**WRITTEN TASK:**
Quote all of the data exactly as given. Skip every picture it contains.

**THE RECORDS:**
====
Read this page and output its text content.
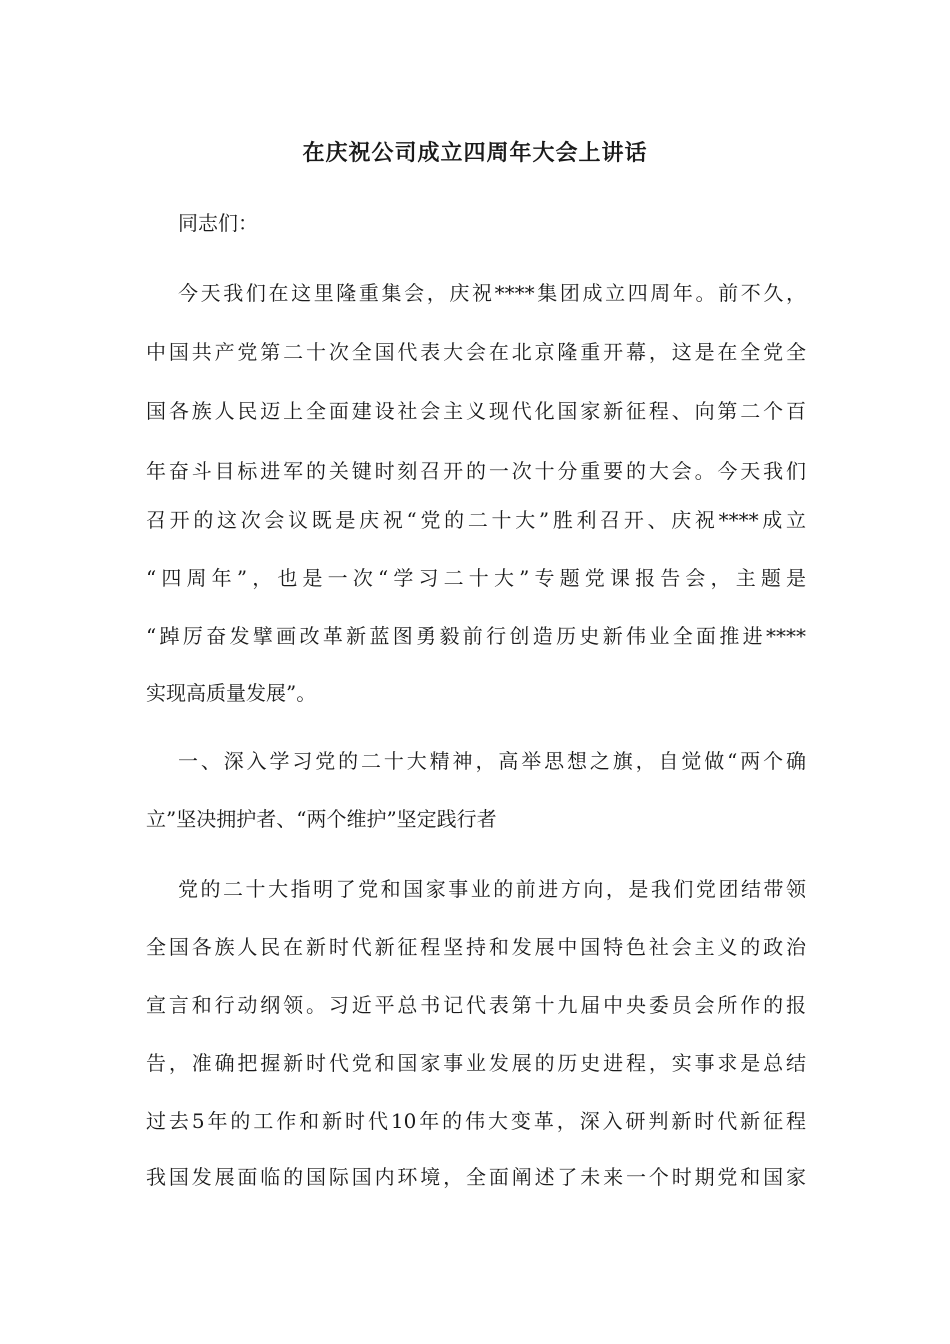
在庆祝公司成立四周年大会上讲话
同志们：
今天我们在这里隆重集会，庆祝****集团成立四周年。前不久，
中国共产党第二十次全国代表大会在北京隆重开幕，这是在全党全
国各族人民迈上全面建设社会主义现代化国家新征程、向第二个百
年奋斗目标进军的关键时刻召开的一次十分重要的大会。今天我们
召开的这次会议既是庆祝“党的二十大”胜利召开、庆祝****成立
“四周年”，也是一次“学习二十大”专题党课报告会，主题是
“踔厉奋发擘画改革新蓝图勇毅前行创造历史新伟业全面推进****
实现高质量发展”。
一、深入学习党的二十大精神，高举思想之旗，自觉做“两个确
立”坚决拥护者、“两个维护”坚定践行者
党的二十大指明了党和国家事业的前进方向，是我们党团结带领
全国各族人民在新时代新征程坚持和发展中国特色社会主义的政治
宣言和行动纲领。习近平总书记代表第十九届中央委员会所作的报
告，准确把握新时代党和国家事业发展的历史进程，实事求是总结
过去5年的工作和新时代10年的伟大变革，深入研判新时代新征程
我国发展面临的国际国内环境，全面阐述了未来一个时期党和国家
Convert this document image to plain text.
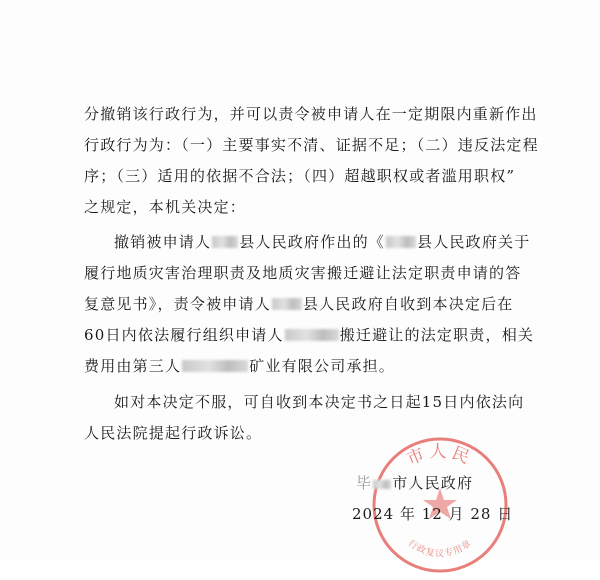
分撤销该行政行为，并可以责令被申请人在一定期限内重新作出
行政行为为：（一）主要事实不清、证据不足；（二）违反法定程
序；（三）适用的依据不合法；（四）超越职权或者滥用职权”
之规定，本机关决定：
撤销被申请人 县人民政府作出的《 县人民政府关于
履行地质灾害治理职责及地质灾害搬迁避让法定职责申请的答
复意见书》，责令被申请人 县人民政府自收到本决定后在
60日内依法履行组织申请人	搬迁避让的法定职责，相关
费用由第三人	矿业有限公司承担。
如对本决定不服，可自收到本决定书之日起15日内依法向
人民法院提起行政诉讼。
市人民
行政复议专用章
毕 市人民政府
2024 年 12 月 28 日
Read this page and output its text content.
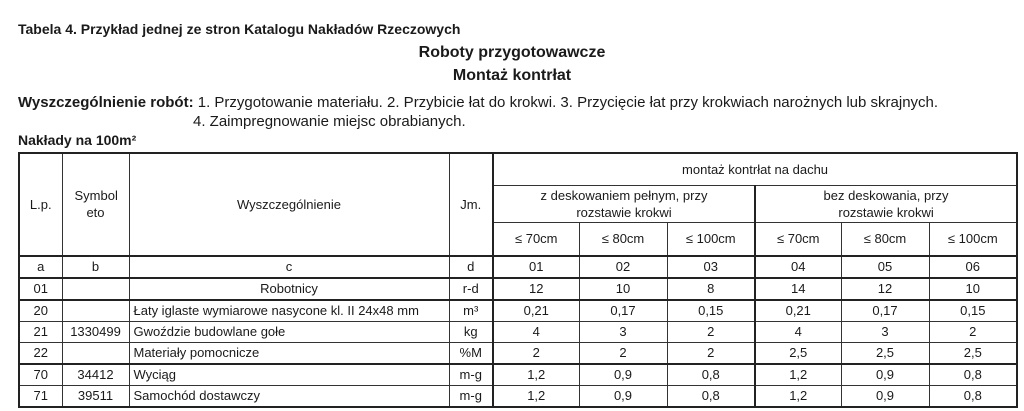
Tabela 4. Przykład jednej ze stron Katalogu Nakładów Rzeczowych
Roboty przygotowawcze
Montaż kontrłat
Wyszczególnienie robót: 1. Przygotowanie materiału. 2. Przybicie łat do krokwi. 3. Przycięcie łat przy krokwiach narożnych lub skrajnych.
4. Zaimpregnowanie miejsc obrabianych.
Nakłady na 100m²
L.p.	Symbol eto	Wyszczególnienie	Jm.	montaż kontrłat na dachu					
				z deskowaniem pełnym, przy rozstawie krokwi			bez deskowania, przy rozstawie krokwi		
				≤ 70cm	≤ 80cm	≤ 100cm	≤ 70cm	≤ 80cm	≤ 100cm
a	b	c	d	01	02	03	04	05	06
01		Robotnicy	r-d	12	10	8	14	12	10
20		Łaty iglaste wymiarowe nasycone kl. II 24x48 mm	m³	0,21	0,17	0,15	0,21	0,17	0,15
21	1330499	Gwoździe budowlane gołe	kg	4	3	2	4	3	2
22		Materiały pomocnicze	%M	2	2	2	2,5	2,5	2,5
70	34412	Wyciąg	m-g	1,2	0,9	0,8	1,2	0,9	0,8
71	39511	Samochód dostawczy	m-g	1,2	0,9	0,8	1,2	0,9	0,8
====
**EXERCISE RESULT:**
Read this page and output its text content.
在庆祝公司成立四周年大会上讲话
同志们：
今天我们在这里隆重集会，庆祝****集团成立四周年。前不久，
中国共产党第二十次全国代表大会在北京隆重开幕，这是在全党全
国各族人民迈上全面建设社会主义现代化国家新征程、向第二个百
年奋斗目标进军的关键时刻召开的一次十分重要的大会。今天我们
召开的这次会议既是庆祝“党的二十大”胜利召开、庆祝****成立
“四周年”，也是一次“学习二十大”专题党课报告会，主题是
“踔厉奋发擘画改革新蓝图勇毅前行创造历史新伟业全面推进****
实现高质量发展”。
一、深入学习党的二十大精神，高举思想之旗，自觉做“两个确
立”坚决拥护者、“两个维护”坚定践行者
党的二十大指明了党和国家事业的前进方向，是我们党团结带领
全国各族人民在新时代新征程坚持和发展中国特色社会主义的政治
宣言和行动纲领。习近平总书记代表第十九届中央委员会所作的报
告，准确把握新时代党和国家事业发展的历史进程，实事求是总结
过去5年的工作和新时代10年的伟大变革，深入研判新时代新征程
我国发展面临的国际国内环境，全面阐述了未来一个时期党和国家
Convert this document image to plain text.
分撤销该行政行为，并可以责令被申请人在一定期限内重新作出
行政行为为：（一）主要事实不清、证据不足；（二）违反法定程
序；（三）适用的依据不合法；（四）超越职权或者滥用职权”
之规定，本机关决定：
撤销被申请人 县人民政府作出的《 县人民政府关于
履行地质灾害治理职责及地质灾害搬迁避让法定职责申请的答
复意见书》，责令被申请人 县人民政府自收到本决定后在
60日内依法履行组织申请人	搬迁避让的法定职责，相关
费用由第三人	矿业有限公司承担。
如对本决定不服，可自收到本决定书之日起15日内依法向
人民法院提起行政诉讼。
市人民
行政复议专用章
毕 市人民政府
2024 年 12 月 28 日
Read this page and output its text content.
Tabela 4. Przykład jednej ze stron Katalogu Nakładów Rzeczowych
Roboty przygotowawcze
Montaż kontrłat
Wyszczególnienie robót: 1. Przygotowanie materiału. 2. Przybicie łat do krokwi. 3. Przycięcie łat przy krokwiach narożnych lub skrajnych.
4. Zaimpregnowanie miejsc obrabianych.
Nakłady na 100m²
L.p.	Symbol eto	Wyszczególnienie	Jm.	montaż kontrłat na dachu					
				z deskowaniem pełnym, przy rozstawie krokwi			bez deskowania, przy rozstawie krokwi		
				≤ 70cm	≤ 80cm	≤ 100cm	≤ 70cm	≤ 80cm	≤ 100cm
a	b	c	d	01	02	03	04	05	06
01		Robotnicy	r-d	12	10	8	14	12	10
20		Łaty iglaste wymiarowe nasycone kl. II 24x48 mm	m³	0,21	0,17	0,15	0,21	0,17	0,15
21	1330499	Gwoździe budowlane gołe	kg	4	3	2	4	3	2
22		Materiały pomocnicze	%M	2	2	2	2,5	2,5	2,5
70	34412	Wyciąg	m-g	1,2	0,9	0,8	1,2	0,9	0,8
71	39511	Samochód dostawczy	m-g	1,2	0,9	0,8	1,2	0,9	0,8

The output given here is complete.